• WRITTEN EXERCISE
Show all lines of the listing that hold the word "Harrison".

• DATA
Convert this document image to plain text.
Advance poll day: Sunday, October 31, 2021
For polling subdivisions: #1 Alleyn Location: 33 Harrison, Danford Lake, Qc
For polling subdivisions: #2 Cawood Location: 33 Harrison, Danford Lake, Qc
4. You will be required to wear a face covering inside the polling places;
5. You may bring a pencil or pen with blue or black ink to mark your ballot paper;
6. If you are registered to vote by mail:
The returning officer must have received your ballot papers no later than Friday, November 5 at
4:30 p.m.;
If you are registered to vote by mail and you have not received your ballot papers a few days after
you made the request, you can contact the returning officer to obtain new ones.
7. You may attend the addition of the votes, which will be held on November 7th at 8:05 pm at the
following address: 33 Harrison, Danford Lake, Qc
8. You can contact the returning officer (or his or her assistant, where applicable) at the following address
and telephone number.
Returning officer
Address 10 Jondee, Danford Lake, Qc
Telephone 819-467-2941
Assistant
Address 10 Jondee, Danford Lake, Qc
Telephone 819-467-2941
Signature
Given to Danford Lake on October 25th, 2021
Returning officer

• RESULT
For polling subdivisions: #1 Alleyn Location: 33 Harrison, Danford Lake, Qc
For polling subdivisions: #2 Cawood Location: 33 Harrison, Danford Lake, Qc
following address: 33 Harrison, Danford Lake, Qc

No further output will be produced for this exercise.